* DIRECTIONS
Copy out all of the material below line for line, keeping every character as it stands.

* DATA EXTRACT

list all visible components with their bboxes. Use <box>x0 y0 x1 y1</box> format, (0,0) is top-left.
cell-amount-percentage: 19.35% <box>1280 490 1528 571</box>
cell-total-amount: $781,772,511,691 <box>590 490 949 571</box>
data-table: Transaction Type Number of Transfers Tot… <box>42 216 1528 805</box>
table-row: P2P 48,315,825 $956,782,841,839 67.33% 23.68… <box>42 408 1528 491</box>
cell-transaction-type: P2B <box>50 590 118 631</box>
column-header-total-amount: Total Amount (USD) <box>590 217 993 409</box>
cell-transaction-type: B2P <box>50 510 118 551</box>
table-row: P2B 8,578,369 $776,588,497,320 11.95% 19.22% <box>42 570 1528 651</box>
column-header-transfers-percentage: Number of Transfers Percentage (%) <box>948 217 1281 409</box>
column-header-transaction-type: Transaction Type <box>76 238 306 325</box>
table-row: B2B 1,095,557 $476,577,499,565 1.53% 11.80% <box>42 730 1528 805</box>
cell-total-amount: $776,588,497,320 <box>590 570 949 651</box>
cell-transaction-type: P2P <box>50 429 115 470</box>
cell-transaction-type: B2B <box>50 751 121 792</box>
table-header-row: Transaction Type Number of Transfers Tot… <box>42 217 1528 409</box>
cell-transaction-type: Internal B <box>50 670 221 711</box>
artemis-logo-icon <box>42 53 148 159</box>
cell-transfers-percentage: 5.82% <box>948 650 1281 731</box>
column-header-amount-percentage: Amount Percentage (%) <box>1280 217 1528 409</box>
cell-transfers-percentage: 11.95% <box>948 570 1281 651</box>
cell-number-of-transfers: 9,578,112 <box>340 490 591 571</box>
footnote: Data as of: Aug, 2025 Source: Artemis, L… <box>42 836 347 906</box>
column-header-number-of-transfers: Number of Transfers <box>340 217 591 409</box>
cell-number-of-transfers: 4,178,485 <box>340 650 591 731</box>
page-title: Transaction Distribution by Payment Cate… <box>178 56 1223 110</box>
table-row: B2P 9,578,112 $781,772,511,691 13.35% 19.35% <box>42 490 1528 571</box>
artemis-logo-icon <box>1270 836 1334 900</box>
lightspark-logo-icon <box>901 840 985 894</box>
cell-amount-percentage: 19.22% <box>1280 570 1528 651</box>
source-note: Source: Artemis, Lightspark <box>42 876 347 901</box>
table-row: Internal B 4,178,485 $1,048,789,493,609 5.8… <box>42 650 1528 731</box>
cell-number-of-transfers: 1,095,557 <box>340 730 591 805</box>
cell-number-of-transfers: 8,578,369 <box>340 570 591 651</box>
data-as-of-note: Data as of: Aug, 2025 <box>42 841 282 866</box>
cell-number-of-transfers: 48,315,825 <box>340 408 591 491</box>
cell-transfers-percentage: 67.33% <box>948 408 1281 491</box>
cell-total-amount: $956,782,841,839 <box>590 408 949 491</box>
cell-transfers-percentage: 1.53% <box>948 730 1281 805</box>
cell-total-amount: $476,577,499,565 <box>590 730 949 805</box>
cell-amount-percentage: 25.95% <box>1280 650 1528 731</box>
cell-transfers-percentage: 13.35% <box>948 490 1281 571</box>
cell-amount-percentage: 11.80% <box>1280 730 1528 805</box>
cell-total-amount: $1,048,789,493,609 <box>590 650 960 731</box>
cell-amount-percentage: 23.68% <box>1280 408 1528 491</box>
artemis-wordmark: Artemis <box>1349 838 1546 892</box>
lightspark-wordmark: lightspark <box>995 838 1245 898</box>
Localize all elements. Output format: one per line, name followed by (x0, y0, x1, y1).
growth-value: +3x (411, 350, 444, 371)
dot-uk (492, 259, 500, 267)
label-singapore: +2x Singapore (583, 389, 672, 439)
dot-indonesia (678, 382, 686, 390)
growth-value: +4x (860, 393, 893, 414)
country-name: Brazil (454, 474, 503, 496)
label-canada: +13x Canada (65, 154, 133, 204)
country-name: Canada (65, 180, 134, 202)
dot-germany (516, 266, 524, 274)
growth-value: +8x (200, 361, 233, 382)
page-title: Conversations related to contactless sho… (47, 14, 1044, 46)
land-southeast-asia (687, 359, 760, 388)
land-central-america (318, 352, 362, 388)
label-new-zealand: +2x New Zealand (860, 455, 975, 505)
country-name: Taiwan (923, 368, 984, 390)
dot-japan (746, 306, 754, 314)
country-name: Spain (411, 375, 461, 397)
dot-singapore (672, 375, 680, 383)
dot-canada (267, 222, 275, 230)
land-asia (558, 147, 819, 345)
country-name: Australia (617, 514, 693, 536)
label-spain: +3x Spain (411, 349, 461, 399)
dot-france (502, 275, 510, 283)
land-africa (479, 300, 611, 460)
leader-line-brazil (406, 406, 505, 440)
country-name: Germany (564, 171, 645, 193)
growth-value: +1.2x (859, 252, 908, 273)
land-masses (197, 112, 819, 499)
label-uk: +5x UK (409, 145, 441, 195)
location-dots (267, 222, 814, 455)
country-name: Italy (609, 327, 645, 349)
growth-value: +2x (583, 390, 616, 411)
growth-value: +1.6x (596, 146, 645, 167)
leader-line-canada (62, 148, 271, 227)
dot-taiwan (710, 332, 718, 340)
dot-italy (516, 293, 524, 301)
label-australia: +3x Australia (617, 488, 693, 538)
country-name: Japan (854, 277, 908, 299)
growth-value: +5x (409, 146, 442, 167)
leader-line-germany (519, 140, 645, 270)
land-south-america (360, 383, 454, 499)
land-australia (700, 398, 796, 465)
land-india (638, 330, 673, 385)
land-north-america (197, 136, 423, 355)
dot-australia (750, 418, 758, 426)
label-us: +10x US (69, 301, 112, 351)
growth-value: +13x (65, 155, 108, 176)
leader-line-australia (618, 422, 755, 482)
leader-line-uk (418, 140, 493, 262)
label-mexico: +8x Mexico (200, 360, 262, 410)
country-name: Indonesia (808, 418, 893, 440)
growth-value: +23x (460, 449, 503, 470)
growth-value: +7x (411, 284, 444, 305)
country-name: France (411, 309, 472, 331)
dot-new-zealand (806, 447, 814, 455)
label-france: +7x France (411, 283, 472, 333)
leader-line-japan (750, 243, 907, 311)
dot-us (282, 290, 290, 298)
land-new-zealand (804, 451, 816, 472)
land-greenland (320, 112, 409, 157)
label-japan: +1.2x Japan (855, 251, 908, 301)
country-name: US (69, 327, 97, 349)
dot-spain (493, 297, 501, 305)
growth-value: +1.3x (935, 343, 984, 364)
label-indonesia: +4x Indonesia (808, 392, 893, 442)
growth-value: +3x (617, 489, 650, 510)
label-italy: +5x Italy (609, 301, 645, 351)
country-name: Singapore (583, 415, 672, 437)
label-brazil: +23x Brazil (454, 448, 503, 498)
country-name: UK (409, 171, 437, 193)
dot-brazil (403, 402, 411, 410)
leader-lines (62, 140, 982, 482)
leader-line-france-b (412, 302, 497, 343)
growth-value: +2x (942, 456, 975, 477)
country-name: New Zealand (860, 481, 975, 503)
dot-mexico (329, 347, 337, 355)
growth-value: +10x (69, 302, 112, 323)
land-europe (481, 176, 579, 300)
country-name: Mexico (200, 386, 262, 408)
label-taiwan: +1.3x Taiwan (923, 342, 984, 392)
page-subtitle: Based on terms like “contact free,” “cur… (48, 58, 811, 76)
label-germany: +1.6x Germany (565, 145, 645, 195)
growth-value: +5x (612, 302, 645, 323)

* RESULT OF THIS TASK
list all visible components with their bboxes. Use <box>x0 y0 x1 y1</box> format, (0,0) is top-left.
cell-amount-percentage: 19.35% <box>1280 490 1528 571</box>
cell-total-amount: $781,772,511,691 <box>590 490 949 571</box>
data-table: Transaction Type Number of Transfers Tot… <box>42 216 1528 805</box>
table-row: P2P 48,315,825 $956,782,841,839 67.33% 23.68… <box>42 408 1528 491</box>
cell-transaction-type: P2B <box>50 590 118 631</box>
column-header-total-amount: Total Amount (USD) <box>590 217 993 409</box>
cell-transaction-type: B2P <box>50 510 118 551</box>
table-row: P2B 8,578,369 $776,588,497,320 11.95% 19.22% <box>42 570 1528 651</box>
column-header-transfers-percentage: Number of Transfers Percentage (%) <box>948 217 1281 409</box>
column-header-transaction-type: Transaction Type <box>76 238 306 325</box>
table-row: B2B 1,095,557 $476,577,499,565 1.53% 11.80% <box>42 730 1528 805</box>
cell-total-amount: $776,588,497,320 <box>590 570 949 651</box>
cell-transaction-type: P2P <box>50 429 115 470</box>
cell-transaction-type: B2B <box>50 751 121 792</box>
table-header-row: Transaction Type Number of Transfers Tot… <box>42 217 1528 409</box>
cell-transaction-type: Internal B <box>50 670 221 711</box>
artemis-logo-icon <box>42 53 148 159</box>
cell-transfers-percentage: 5.82% <box>948 650 1281 731</box>
column-header-amount-percentage: Amount Percentage (%) <box>1280 217 1528 409</box>
cell-transfers-percentage: 11.95% <box>948 570 1281 651</box>
cell-number-of-transfers: 9,578,112 <box>340 490 591 571</box>
footnote: Data as of: Aug, 2025 Source: Artemis, L… <box>42 836 347 906</box>
column-header-number-of-transfers: Number of Transfers <box>340 217 591 409</box>
cell-number-of-transfers: 4,178,485 <box>340 650 591 731</box>
page-title: Transaction Distribution by Payment Cate… <box>178 56 1223 110</box>
table-row: B2P 9,578,112 $781,772,511,691 13.35% 19.35% <box>42 490 1528 571</box>
artemis-logo-icon <box>1270 836 1334 900</box>
lightspark-logo-icon <box>901 840 985 894</box>
cell-amount-percentage: 19.22% <box>1280 570 1528 651</box>
source-note: Source: Artemis, Lightspark <box>42 876 347 901</box>
table-row: Internal B 4,178,485 $1,048,789,493,609 5.8… <box>42 650 1528 731</box>
cell-number-of-transfers: 1,095,557 <box>340 730 591 805</box>
cell-number-of-transfers: 8,578,369 <box>340 570 591 651</box>
data-as-of-note: Data as of: Aug, 2025 <box>42 841 282 866</box>
cell-number-of-transfers: 48,315,825 <box>340 408 591 491</box>
cell-transfers-percentage: 67.33% <box>948 408 1281 491</box>
cell-total-amount: $956,782,841,839 <box>590 408 949 491</box>
cell-transfers-percentage: 1.53% <box>948 730 1281 805</box>
cell-total-amount: $476,577,499,565 <box>590 730 949 805</box>
cell-amount-percentage: 25.95% <box>1280 650 1528 731</box>
cell-transfers-percentage: 13.35% <box>948 490 1281 571</box>
cell-amount-percentage: 11.80% <box>1280 730 1528 805</box>
cell-total-amount: $1,048,789,493,609 <box>590 650 960 731</box>
cell-amount-percentage: 23.68% <box>1280 408 1528 491</box>
artemis-wordmark: Artemis <box>1349 838 1546 892</box>
lightspark-wordmark: lightspark <box>995 838 1245 898</box>
Localize all elements. Output format: one per line, name followed by (x0, y0, x1, y1).
growth-value: +3x (411, 350, 444, 371)
dot-uk (492, 259, 500, 267)
label-singapore: +2x Singapore (583, 389, 672, 439)
dot-indonesia (678, 382, 686, 390)
growth-value: +4x (860, 393, 893, 414)
country-name: Brazil (454, 474, 503, 496)
label-canada: +13x Canada (65, 154, 133, 204)
country-name: Canada (65, 180, 134, 202)
dot-germany (516, 266, 524, 274)
growth-value: +8x (200, 361, 233, 382)
page-title: Conversations related to contactless sho… (47, 14, 1044, 46)
land-southeast-asia (687, 359, 760, 388)
land-central-america (318, 352, 362, 388)
label-new-zealand: +2x New Zealand (860, 455, 975, 505)
country-name: Taiwan (923, 368, 984, 390)
dot-japan (746, 306, 754, 314)
country-name: Spain (411, 375, 461, 397)
dot-singapore (672, 375, 680, 383)
dot-canada (267, 222, 275, 230)
land-asia (558, 147, 819, 345)
country-name: Australia (617, 514, 693, 536)
label-spain: +3x Spain (411, 349, 461, 399)
dot-france (502, 275, 510, 283)
land-africa (479, 300, 611, 460)
leader-line-brazil (406, 406, 505, 440)
country-name: Germany (564, 171, 645, 193)
growth-value: +1.2x (859, 252, 908, 273)
land-masses (197, 112, 819, 499)
label-uk: +5x UK (409, 145, 441, 195)
location-dots (267, 222, 814, 455)
country-name: Italy (609, 327, 645, 349)
growth-value: +2x (583, 390, 616, 411)
growth-value: +1.6x (596, 146, 645, 167)
leader-line-canada (62, 148, 271, 227)
dot-taiwan (710, 332, 718, 340)
dot-italy (516, 293, 524, 301)
label-australia: +3x Australia (617, 488, 693, 538)
country-name: Japan (854, 277, 908, 299)
growth-value: +5x (409, 146, 442, 167)
leader-line-germany (519, 140, 645, 270)
land-south-america (360, 383, 454, 499)
land-australia (700, 398, 796, 465)
land-india (638, 330, 673, 385)
land-north-america (197, 136, 423, 355)
dot-australia (750, 418, 758, 426)
label-us: +10x US (69, 301, 112, 351)
growth-value: +13x (65, 155, 108, 176)
leader-line-australia (618, 422, 755, 482)
leader-line-uk (418, 140, 493, 262)
label-mexico: +8x Mexico (200, 360, 262, 410)
country-name: Indonesia (808, 418, 893, 440)
growth-value: +23x (460, 449, 503, 470)
growth-value: +7x (411, 284, 444, 305)
country-name: France (411, 309, 472, 331)
dot-new-zealand (806, 447, 814, 455)
label-france: +7x France (411, 283, 472, 333)
leader-line-japan (750, 243, 907, 311)
dot-us (282, 290, 290, 298)
land-new-zealand (804, 451, 816, 472)
land-greenland (320, 112, 409, 157)
label-japan: +1.2x Japan (855, 251, 908, 301)
country-name: US (69, 327, 97, 349)
dot-spain (493, 297, 501, 305)
growth-value: +1.3x (935, 343, 984, 364)
label-indonesia: +4x Indonesia (808, 392, 893, 442)
growth-value: +3x (617, 489, 650, 510)
label-italy: +5x Italy (609, 301, 645, 351)
country-name: Singapore (583, 415, 672, 437)
label-brazil: +23x Brazil (454, 448, 503, 498)
country-name: UK (409, 171, 437, 193)
dot-brazil (403, 402, 411, 410)
leader-lines (62, 140, 982, 482)
leader-line-france-b (412, 302, 497, 343)
growth-value: +2x (942, 456, 975, 477)
country-name: New Zealand (860, 481, 975, 503)
dot-mexico (329, 347, 337, 355)
growth-value: +10x (69, 302, 112, 323)
land-europe (481, 176, 579, 300)
country-name: Mexico (200, 386, 262, 408)
label-taiwan: +1.3x Taiwan (923, 342, 984, 392)
page-subtitle: Based on terms like “contact free,” “cur… (48, 58, 811, 76)
label-germany: +1.6x Germany (565, 145, 645, 195)
growth-value: +5x (612, 302, 645, 323)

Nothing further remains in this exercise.